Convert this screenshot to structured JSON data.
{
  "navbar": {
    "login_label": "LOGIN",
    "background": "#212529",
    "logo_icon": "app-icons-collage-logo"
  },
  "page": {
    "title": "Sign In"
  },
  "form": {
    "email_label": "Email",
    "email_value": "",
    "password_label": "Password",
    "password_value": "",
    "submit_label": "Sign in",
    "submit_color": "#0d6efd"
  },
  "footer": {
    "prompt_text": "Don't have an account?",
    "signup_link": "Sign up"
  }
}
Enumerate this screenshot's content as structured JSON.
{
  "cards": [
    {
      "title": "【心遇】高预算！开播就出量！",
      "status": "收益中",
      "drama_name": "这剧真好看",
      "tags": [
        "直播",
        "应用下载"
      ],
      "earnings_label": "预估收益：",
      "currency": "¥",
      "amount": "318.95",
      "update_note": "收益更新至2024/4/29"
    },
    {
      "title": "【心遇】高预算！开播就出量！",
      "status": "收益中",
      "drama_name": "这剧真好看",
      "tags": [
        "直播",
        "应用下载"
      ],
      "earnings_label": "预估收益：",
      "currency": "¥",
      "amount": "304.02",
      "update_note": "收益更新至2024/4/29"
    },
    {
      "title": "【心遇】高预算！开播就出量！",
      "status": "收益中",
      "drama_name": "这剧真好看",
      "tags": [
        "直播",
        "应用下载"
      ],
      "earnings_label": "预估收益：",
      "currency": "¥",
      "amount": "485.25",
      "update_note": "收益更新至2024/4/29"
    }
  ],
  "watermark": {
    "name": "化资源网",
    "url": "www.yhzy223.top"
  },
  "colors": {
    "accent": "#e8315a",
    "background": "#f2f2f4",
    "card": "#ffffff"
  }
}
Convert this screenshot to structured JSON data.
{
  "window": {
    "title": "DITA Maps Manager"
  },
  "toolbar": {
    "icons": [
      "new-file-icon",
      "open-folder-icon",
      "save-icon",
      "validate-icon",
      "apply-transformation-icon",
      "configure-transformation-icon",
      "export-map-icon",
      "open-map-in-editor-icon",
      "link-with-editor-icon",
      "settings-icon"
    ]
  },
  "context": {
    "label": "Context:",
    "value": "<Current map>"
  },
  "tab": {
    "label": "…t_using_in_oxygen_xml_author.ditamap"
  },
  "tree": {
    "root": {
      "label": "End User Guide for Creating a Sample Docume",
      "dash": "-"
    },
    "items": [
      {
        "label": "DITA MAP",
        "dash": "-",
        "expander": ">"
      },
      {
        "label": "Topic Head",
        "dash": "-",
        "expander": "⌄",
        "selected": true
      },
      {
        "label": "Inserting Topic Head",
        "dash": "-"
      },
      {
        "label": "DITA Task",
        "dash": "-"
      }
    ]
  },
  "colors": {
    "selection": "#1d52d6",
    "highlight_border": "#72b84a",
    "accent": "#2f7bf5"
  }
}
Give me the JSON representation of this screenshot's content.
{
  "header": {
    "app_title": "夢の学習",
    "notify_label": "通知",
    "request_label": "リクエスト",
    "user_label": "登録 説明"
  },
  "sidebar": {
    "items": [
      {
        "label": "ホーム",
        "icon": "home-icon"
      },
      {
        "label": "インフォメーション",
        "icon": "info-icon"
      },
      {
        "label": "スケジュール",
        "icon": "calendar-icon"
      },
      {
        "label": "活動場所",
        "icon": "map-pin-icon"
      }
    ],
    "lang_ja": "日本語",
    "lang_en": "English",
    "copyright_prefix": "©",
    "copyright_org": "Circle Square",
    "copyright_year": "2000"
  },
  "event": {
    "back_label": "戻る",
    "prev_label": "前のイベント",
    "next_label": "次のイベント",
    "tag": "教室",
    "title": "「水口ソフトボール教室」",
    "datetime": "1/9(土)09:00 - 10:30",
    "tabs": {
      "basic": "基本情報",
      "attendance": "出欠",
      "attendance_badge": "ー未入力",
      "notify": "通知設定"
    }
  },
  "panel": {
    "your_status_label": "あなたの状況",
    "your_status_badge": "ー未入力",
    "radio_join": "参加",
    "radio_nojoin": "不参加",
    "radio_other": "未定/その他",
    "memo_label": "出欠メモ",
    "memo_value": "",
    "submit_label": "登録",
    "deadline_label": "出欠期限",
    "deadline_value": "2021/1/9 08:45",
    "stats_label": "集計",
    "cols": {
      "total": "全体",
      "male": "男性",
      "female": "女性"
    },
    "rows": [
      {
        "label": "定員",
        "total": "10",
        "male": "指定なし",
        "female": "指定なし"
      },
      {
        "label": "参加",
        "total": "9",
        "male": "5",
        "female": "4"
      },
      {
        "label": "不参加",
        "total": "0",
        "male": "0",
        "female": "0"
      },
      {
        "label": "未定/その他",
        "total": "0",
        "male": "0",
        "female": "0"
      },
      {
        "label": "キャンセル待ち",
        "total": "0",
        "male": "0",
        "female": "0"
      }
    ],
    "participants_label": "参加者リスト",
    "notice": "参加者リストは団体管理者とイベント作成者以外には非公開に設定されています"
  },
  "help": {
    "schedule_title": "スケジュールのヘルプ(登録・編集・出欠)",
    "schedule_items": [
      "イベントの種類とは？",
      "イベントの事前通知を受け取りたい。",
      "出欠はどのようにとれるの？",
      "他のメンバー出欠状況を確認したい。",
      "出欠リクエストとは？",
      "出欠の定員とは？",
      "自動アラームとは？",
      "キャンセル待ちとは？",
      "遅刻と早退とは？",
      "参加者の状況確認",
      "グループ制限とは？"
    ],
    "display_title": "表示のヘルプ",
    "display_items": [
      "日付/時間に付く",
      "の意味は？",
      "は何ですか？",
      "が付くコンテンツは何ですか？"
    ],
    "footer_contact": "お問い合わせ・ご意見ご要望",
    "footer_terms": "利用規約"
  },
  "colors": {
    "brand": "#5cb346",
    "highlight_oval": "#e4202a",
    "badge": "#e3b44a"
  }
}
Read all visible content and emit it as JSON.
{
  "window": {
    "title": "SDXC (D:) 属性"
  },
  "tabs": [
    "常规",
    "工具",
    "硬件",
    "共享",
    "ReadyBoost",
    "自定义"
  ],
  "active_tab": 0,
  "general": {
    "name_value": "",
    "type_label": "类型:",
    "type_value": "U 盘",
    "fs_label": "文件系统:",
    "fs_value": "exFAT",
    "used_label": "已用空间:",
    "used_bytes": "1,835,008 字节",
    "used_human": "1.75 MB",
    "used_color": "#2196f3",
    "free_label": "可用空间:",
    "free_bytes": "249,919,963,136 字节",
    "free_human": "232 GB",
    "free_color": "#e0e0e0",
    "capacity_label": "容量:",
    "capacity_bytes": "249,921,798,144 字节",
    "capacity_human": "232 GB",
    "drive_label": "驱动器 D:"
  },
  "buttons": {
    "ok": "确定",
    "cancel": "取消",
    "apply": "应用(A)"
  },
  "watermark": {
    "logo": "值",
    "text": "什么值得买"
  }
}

*Exercise*
Every line above needs to be retyped exactly.

*The reply*
Convert this screenshot to structured JSON data.
{
  "navbar": {
    "login_label": "LOGIN",
    "background": "#212529",
    "logo_icon": "app-icons-collage-logo"
  },
  "page": {
    "title": "Sign In"
  },
  "form": {
    "email_label": "Email",
    "email_value": "",
    "password_label": "Password",
    "password_value": "",
    "submit_label": "Sign in",
    "submit_color": "#0d6efd"
  },
  "footer": {
    "prompt_text": "Don't have an account?",
    "signup_link": "Sign up"
  }
}
Enumerate this screenshot's content as structured JSON.
{
  "cards": [
    {
      "title": "【心遇】高预算！开播就出量！",
      "status": "收益中",
      "drama_name": "这剧真好看",
      "tags": [
        "直播",
        "应用下载"
      ],
      "earnings_label": "预估收益：",
      "currency": "¥",
      "amount": "318.95",
      "update_note": "收益更新至2024/4/29"
    },
    {
      "title": "【心遇】高预算！开播就出量！",
      "status": "收益中",
      "drama_name": "这剧真好看",
      "tags": [
        "直播",
        "应用下载"
      ],
      "earnings_label": "预估收益：",
      "currency": "¥",
      "amount": "304.02",
      "update_note": "收益更新至2024/4/29"
    },
    {
      "title": "【心遇】高预算！开播就出量！",
      "status": "收益中",
      "drama_name": "这剧真好看",
      "tags": [
        "直播",
        "应用下载"
      ],
      "earnings_label": "预估收益：",
      "currency": "¥",
      "amount": "485.25",
      "update_note": "收益更新至2024/4/29"
    }
  ],
  "watermark": {
    "name": "化资源网",
    "url": "www.yhzy223.top"
  },
  "colors": {
    "accent": "#e8315a",
    "background": "#f2f2f4",
    "card": "#ffffff"
  }
}
Convert this screenshot to structured JSON data.
{
  "window": {
    "title": "DITA Maps Manager"
  },
  "toolbar": {
    "icons": [
      "new-file-icon",
      "open-folder-icon",
      "save-icon",
      "validate-icon",
      "apply-transformation-icon",
      "configure-transformation-icon",
      "export-map-icon",
      "open-map-in-editor-icon",
      "link-with-editor-icon",
      "settings-icon"
    ]
  },
  "context": {
    "label": "Context:",
    "value": "<Current map>"
  },
  "tab": {
    "label": "…t_using_in_oxygen_xml_author.ditamap"
  },
  "tree": {
    "root": {
      "label": "End User Guide for Creating a Sample Docume",
      "dash": "-"
    },
    "items": [
      {
        "label": "DITA MAP",
        "dash": "-",
        "expander": ">"
      },
      {
        "label": "Topic Head",
        "dash": "-",
        "expander": "⌄",
        "selected": true
      },
      {
        "label": "Inserting Topic Head",
        "dash": "-"
      },
      {
        "label": "DITA Task",
        "dash": "-"
      }
    ]
  },
  "colors": {
    "selection": "#1d52d6",
    "highlight_border": "#72b84a",
    "accent": "#2f7bf5"
  }
}
Give me the JSON representation of this screenshot's content.
{
  "header": {
    "app_title": "夢の学習",
    "notify_label": "通知",
    "request_label": "リクエスト",
    "user_label": "登録 説明"
  },
  "sidebar": {
    "items": [
      {
        "label": "ホーム",
        "icon": "home-icon"
      },
      {
        "label": "インフォメーション",
        "icon": "info-icon"
      },
      {
        "label": "スケジュール",
        "icon": "calendar-icon"
      },
      {
        "label": "活動場所",
        "icon": "map-pin-icon"
      }
    ],
    "lang_ja": "日本語",
    "lang_en": "English",
    "copyright_prefix": "©",
    "copyright_org": "Circle Square",
    "copyright_year": "2000"
  },
  "event": {
    "back_label": "戻る",
    "prev_label": "前のイベント",
    "next_label": "次のイベント",
    "tag": "教室",
    "title": "「水口ソフトボール教室」",
    "datetime": "1/9(土)09:00 - 10:30",
    "tabs": {
      "basic": "基本情報",
      "attendance": "出欠",
      "attendance_badge": "ー未入力",
      "notify": "通知設定"
    }
  },
  "panel": {
    "your_status_label": "あなたの状況",
    "your_status_badge": "ー未入力",
    "radio_join": "参加",
    "radio_nojoin": "不参加",
    "radio_other": "未定/その他",
    "memo_label": "出欠メモ",
    "memo_value": "",
    "submit_label": "登録",
    "deadline_label": "出欠期限",
    "deadline_value": "2021/1/9 08:45",
    "stats_label": "集計",
    "cols": {
      "total": "全体",
      "male": "男性",
      "female": "女性"
    },
    "rows": [
      {
        "label": "定員",
        "total": "10",
        "male": "指定なし",
        "female": "指定なし"
      },
      {
        "label": "参加",
        "total": "9",
        "male": "5",
        "female": "4"
      },
      {
        "label": "不参加",
        "total": "0",
        "male": "0",
        "female": "0"
      },
      {
        "label": "未定/その他",
        "total": "0",
        "male": "0",
        "female": "0"
      },
      {
        "label": "キャンセル待ち",
        "total": "0",
        "male": "0",
        "female": "0"
      }
    ],
    "participants_label": "参加者リスト",
    "notice": "参加者リストは団体管理者とイベント作成者以外には非公開に設定されています"
  },
  "help": {
    "schedule_title": "スケジュールのヘルプ(登録・編集・出欠)",
    "schedule_items": [
      "イベントの種類とは？",
      "イベントの事前通知を受け取りたい。",
      "出欠はどのようにとれるの？",
      "他のメンバー出欠状況を確認したい。",
      "出欠リクエストとは？",
      "出欠の定員とは？",
      "自動アラームとは？",
      "キャンセル待ちとは？",
      "遅刻と早退とは？",
      "参加者の状況確認",
      "グループ制限とは？"
    ],
    "display_title": "表示のヘルプ",
    "display_items": [
      "日付/時間に付く",
      "の意味は？",
      "は何ですか？",
      "が付くコンテンツは何ですか？"
    ],
    "footer_contact": "お問い合わせ・ご意見ご要望",
    "footer_terms": "利用規約"
  },
  "colors": {
    "brand": "#5cb346",
    "highlight_oval": "#e4202a",
    "badge": "#e3b44a"
  }
}
Read all visible content and emit it as JSON.
{
  "window": {
    "title": "SDXC (D:) 属性"
  },
  "tabs": [
    "常规",
    "工具",
    "硬件",
    "共享",
    "ReadyBoost",
    "自定义"
  ],
  "active_tab": 0,
  "general": {
    "name_value": "",
    "type_label": "类型:",
    "type_value": "U 盘",
    "fs_label": "文件系统:",
    "fs_value": "exFAT",
    "used_label": "已用空间:",
    "used_bytes": "1,835,008 字节",
    "used_human": "1.75 MB",
    "used_color": "#2196f3",
    "free_label": "可用空间:",
    "free_bytes": "249,919,963,136 字节",
    "free_human": "232 GB",
    "free_color": "#e0e0e0",
    "capacity_label": "容量:",
    "capacity_bytes": "249,921,798,144 字节",
    "capacity_human": "232 GB",
    "drive_label": "驱动器 D:"
  },
  "buttons": {
    "ok": "确定",
    "cancel": "取消",
    "apply": "应用(A)"
  },
  "watermark": {
    "logo": "值",
    "text": "什么值得买"
  }
}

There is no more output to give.